(SOURCE DATA)
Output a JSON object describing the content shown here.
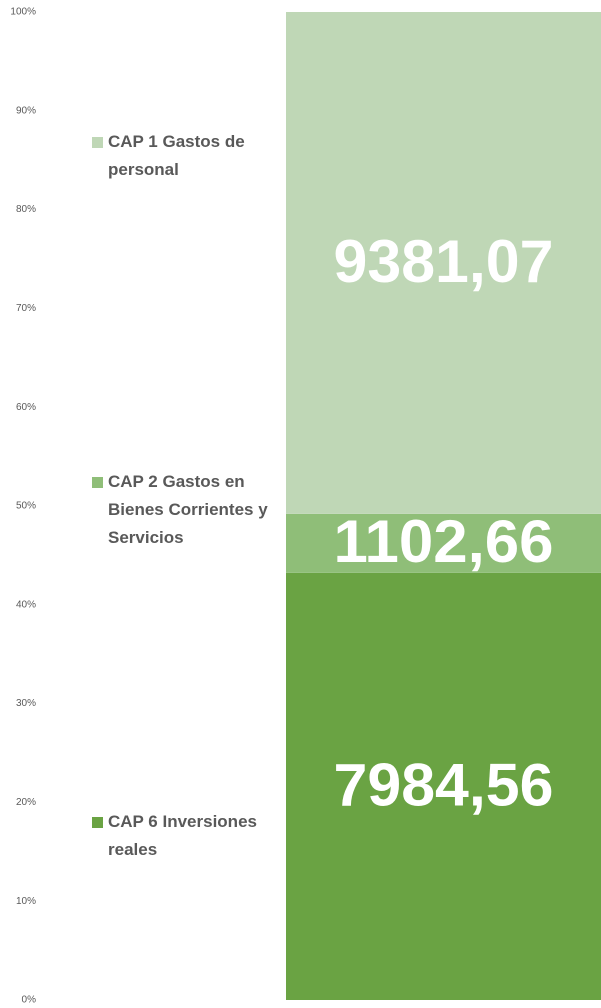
{
  "chart_data": {
    "type": "stacked_percent_bar",
    "categories": [
      null
    ],
    "series": [
      {
        "name": "CAP 6 Inversiones reales",
        "color": "#6aa343",
        "values": [
          7984.56
        ],
        "value_labels": [
          "7984,56"
        ]
      },
      {
        "name": "CAP 2 Gastos en Bienes Corrientes y Servicios",
        "color": "#8fbe78",
        "values": [
          1102.66
        ],
        "value_labels": [
          "1102,66"
        ]
      },
      {
        "name": "CAP 1 Gastos de personal",
        "color": "#bfd7b6",
        "values": [
          9381.07
        ],
        "value_labels": [
          "9381,07"
        ]
      }
    ],
    "ylim": [
      0,
      100
    ],
    "yticks": [
      {
        "value": 0,
        "label": "0%"
      },
      {
        "value": 10,
        "label": "10%"
      },
      {
        "value": 20,
        "label": "20%"
      },
      {
        "value": 30,
        "label": "30%"
      },
      {
        "value": 40,
        "label": "40%"
      },
      {
        "value": 50,
        "label": "50%"
      },
      {
        "value": 60,
        "label": "60%"
      },
      {
        "value": 70,
        "label": "70%"
      },
      {
        "value": 80,
        "label": "80%"
      },
      {
        "value": 90,
        "label": "90%"
      },
      {
        "value": 100,
        "label": "100%"
      }
    ],
    "legend": "left"
  }
}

(THE EXERCISE)
The answer is the number of lines in the preceding material that hold "name"; write that number and nothing else.

(THE ANSWER)
3